MATERIAL SHOWN:
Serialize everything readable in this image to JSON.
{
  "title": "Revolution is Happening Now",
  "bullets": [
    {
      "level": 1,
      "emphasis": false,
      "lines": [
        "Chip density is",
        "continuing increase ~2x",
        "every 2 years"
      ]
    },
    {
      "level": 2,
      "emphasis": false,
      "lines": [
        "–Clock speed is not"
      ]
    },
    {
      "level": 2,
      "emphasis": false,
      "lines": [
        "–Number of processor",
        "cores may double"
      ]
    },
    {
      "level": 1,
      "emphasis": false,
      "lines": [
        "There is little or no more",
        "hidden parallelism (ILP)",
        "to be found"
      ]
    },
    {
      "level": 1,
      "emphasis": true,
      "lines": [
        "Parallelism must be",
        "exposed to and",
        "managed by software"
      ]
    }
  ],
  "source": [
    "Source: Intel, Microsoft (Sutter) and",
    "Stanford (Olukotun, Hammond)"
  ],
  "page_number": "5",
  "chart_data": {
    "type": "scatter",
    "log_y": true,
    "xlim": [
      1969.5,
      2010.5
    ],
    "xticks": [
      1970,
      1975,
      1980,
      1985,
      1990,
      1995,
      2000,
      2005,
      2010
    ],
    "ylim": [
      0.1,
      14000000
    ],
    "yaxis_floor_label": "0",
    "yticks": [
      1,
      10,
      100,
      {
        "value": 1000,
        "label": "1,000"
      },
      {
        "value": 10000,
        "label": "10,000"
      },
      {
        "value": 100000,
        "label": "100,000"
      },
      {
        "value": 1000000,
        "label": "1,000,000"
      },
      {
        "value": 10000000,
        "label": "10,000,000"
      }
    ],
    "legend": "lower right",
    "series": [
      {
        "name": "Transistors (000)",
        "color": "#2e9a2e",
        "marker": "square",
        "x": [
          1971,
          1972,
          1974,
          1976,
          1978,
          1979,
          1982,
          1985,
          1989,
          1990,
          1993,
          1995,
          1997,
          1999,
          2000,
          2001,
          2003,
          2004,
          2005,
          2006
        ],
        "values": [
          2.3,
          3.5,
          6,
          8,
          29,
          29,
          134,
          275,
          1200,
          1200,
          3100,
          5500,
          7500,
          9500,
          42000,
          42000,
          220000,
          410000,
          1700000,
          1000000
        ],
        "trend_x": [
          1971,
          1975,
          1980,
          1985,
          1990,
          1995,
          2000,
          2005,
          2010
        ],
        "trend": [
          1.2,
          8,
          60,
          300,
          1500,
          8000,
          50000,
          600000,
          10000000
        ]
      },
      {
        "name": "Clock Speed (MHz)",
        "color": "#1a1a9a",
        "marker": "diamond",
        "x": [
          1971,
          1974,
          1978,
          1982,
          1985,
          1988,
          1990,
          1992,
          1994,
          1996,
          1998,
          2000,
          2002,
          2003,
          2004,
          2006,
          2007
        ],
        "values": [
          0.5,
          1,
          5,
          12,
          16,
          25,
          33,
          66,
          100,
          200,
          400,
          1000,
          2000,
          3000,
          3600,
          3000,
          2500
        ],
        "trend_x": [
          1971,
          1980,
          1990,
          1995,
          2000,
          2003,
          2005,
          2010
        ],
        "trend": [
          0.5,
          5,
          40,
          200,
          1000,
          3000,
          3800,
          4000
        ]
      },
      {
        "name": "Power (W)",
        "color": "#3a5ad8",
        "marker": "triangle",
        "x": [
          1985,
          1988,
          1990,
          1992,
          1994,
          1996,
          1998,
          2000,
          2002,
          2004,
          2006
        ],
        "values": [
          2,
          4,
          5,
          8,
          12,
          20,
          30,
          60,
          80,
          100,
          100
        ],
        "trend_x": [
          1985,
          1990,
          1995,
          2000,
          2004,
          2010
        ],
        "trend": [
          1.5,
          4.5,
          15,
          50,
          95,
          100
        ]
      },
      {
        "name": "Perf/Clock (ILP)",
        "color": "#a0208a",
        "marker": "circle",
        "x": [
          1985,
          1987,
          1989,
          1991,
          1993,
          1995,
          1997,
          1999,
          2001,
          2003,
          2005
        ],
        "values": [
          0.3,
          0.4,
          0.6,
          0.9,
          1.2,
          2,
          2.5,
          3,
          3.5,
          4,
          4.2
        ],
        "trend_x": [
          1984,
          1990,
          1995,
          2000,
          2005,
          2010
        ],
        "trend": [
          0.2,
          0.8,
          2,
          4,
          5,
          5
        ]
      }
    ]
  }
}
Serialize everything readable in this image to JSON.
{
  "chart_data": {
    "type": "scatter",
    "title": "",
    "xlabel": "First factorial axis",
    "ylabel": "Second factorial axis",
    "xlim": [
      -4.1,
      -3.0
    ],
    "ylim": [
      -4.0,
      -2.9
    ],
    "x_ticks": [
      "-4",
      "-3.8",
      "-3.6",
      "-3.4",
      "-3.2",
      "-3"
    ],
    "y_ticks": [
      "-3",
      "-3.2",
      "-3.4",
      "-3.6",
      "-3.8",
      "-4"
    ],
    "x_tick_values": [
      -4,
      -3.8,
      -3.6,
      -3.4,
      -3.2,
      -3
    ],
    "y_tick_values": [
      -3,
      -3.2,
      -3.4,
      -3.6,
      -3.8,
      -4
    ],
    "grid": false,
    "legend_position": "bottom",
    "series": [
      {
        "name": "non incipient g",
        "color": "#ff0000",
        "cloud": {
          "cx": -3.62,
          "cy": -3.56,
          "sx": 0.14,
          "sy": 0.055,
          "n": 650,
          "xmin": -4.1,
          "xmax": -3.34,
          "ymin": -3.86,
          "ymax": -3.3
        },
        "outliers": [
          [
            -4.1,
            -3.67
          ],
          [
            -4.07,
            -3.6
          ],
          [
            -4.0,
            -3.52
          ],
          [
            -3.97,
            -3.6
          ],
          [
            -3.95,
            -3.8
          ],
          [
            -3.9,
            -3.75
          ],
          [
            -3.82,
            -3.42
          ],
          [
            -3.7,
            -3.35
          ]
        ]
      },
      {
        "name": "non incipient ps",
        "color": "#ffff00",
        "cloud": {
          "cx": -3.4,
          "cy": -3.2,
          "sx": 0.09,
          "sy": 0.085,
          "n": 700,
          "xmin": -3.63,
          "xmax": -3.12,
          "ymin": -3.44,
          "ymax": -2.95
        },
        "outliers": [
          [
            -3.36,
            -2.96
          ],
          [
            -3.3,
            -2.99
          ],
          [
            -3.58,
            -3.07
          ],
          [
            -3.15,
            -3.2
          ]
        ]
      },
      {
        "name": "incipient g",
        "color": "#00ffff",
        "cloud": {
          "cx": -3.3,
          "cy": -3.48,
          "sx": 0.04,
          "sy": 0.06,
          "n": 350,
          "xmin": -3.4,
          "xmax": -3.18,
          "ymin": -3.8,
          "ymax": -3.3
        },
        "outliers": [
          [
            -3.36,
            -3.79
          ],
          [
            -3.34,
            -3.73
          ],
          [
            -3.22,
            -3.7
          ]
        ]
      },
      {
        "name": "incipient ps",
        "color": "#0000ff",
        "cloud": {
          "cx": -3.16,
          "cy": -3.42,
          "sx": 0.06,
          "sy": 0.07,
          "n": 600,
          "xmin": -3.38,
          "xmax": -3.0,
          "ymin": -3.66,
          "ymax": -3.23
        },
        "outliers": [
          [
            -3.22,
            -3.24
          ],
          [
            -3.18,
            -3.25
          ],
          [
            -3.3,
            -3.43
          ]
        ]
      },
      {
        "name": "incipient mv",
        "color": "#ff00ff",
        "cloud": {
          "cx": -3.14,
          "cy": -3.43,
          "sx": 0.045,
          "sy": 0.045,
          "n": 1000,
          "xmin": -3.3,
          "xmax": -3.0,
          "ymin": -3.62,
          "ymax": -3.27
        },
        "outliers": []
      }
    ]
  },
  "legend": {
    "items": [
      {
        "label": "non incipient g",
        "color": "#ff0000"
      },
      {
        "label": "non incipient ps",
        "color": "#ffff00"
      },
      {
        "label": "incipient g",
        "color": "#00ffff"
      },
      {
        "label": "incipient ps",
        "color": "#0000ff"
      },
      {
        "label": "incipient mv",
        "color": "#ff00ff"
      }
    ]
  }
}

SHORT TASK: Pull out all lines from the entries above in which the word "ymax" appears.

EXERCISE RESPONSE:
          "ymax": -3.3
          "ymax": -2.95
          "ymax": -3.3
          "ymax": -3.23
          "ymax": -3.27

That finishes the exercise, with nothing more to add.